━━━ Data ━━━

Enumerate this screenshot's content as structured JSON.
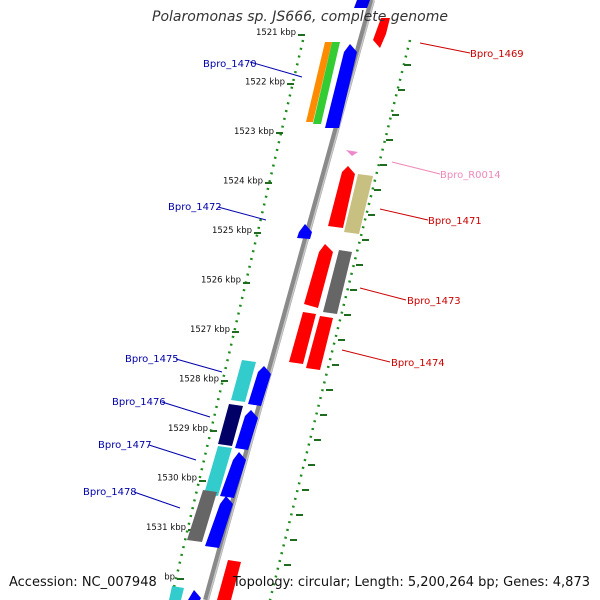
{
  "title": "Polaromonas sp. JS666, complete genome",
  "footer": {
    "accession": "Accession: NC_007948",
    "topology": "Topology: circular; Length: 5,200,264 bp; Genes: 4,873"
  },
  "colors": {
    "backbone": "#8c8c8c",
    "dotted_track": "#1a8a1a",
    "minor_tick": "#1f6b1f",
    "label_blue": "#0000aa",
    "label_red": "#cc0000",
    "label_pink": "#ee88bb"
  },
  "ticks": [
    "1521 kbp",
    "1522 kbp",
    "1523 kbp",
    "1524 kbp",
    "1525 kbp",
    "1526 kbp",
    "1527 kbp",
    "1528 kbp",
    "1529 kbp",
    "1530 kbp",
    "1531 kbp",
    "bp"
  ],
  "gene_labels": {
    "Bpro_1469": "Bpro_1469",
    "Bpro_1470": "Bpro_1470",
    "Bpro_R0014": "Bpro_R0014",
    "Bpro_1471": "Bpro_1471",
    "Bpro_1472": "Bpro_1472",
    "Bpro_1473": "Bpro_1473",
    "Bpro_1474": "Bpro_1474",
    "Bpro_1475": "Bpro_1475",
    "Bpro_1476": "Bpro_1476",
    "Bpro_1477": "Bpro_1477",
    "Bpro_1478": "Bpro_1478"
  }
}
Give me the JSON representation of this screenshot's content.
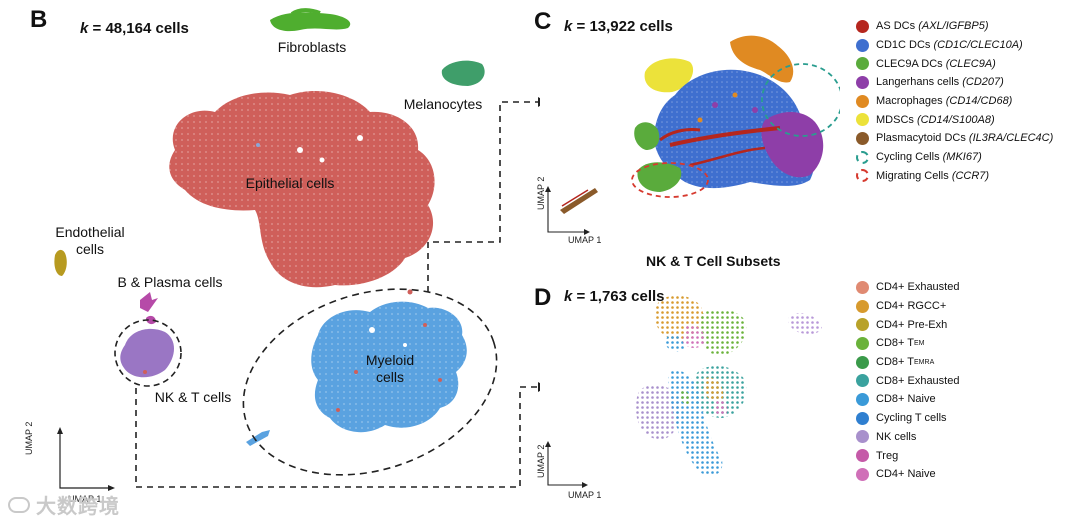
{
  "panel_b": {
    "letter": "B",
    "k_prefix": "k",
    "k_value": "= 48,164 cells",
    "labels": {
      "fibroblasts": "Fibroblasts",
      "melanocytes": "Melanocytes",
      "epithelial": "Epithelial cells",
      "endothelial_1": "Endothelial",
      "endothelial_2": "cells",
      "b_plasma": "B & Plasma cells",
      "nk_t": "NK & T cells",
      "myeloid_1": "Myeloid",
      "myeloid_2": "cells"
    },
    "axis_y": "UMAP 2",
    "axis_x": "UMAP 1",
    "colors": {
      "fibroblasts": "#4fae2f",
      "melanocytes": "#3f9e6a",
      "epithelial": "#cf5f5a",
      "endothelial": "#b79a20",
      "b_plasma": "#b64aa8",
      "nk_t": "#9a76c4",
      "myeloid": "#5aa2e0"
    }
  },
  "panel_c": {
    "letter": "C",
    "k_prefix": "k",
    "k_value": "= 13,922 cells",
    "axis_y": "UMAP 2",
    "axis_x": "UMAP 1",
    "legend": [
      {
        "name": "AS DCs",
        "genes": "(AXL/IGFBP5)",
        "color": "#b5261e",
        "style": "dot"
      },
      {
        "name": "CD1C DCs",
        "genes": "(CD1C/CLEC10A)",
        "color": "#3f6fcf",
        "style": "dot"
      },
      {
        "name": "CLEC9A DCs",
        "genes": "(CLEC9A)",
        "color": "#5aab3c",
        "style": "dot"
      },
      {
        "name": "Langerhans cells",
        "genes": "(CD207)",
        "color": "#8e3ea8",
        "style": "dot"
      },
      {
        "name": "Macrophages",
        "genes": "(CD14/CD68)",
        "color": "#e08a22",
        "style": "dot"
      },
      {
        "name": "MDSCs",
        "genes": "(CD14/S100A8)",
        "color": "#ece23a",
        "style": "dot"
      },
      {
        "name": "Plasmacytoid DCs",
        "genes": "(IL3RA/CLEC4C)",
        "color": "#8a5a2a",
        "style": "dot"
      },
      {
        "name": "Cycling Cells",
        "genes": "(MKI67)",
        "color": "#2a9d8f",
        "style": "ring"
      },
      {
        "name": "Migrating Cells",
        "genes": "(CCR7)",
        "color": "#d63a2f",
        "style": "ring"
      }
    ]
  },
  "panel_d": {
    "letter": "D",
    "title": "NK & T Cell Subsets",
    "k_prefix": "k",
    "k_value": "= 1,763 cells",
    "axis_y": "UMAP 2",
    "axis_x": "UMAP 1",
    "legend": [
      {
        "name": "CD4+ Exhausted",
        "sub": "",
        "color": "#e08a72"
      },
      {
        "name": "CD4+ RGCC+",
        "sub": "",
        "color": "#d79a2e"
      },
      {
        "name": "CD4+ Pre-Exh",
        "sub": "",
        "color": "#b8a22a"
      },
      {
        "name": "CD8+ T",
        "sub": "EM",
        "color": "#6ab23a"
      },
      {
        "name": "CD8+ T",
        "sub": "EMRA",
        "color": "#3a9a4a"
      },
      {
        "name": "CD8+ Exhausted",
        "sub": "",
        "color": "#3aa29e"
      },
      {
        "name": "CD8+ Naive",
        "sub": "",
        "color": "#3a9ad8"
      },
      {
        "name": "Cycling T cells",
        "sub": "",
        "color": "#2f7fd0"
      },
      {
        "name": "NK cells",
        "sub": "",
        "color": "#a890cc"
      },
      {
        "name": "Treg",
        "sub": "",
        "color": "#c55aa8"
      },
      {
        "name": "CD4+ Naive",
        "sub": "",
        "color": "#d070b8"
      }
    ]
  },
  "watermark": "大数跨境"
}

━━━
━━━ Data ━━━

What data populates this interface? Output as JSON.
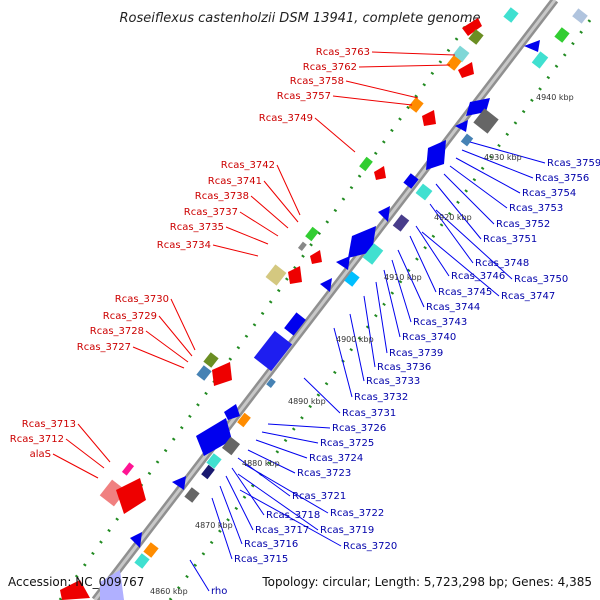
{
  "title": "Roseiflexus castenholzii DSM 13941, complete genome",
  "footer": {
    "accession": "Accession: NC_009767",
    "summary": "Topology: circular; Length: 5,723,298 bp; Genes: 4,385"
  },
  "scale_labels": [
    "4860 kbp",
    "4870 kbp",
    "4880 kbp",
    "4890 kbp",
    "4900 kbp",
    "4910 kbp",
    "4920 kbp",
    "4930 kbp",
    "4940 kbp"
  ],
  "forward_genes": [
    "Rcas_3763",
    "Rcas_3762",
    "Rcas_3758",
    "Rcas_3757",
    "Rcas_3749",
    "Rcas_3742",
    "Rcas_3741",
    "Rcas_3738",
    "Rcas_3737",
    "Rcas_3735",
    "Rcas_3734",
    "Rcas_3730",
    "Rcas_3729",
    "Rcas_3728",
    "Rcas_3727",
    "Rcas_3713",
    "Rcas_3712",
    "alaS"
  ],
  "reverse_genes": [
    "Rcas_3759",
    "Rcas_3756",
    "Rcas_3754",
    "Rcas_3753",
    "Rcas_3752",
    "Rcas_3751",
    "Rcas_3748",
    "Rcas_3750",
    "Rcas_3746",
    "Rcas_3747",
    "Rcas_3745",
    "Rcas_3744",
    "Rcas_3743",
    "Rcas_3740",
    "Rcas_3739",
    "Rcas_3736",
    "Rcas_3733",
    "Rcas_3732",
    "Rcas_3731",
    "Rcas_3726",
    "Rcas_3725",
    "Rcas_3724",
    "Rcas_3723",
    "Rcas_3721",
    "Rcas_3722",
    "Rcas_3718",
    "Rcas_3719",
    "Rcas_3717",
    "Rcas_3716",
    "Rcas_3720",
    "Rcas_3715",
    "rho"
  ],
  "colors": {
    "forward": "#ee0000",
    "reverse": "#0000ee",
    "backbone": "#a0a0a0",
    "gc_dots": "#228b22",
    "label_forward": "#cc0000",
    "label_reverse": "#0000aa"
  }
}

━━━

## The task
Show every line above in which the word "melanocytes" appears.

## Exercise result
      "melanocytes": "Melanocytes",
      "melanocytes": "#3f9e6a",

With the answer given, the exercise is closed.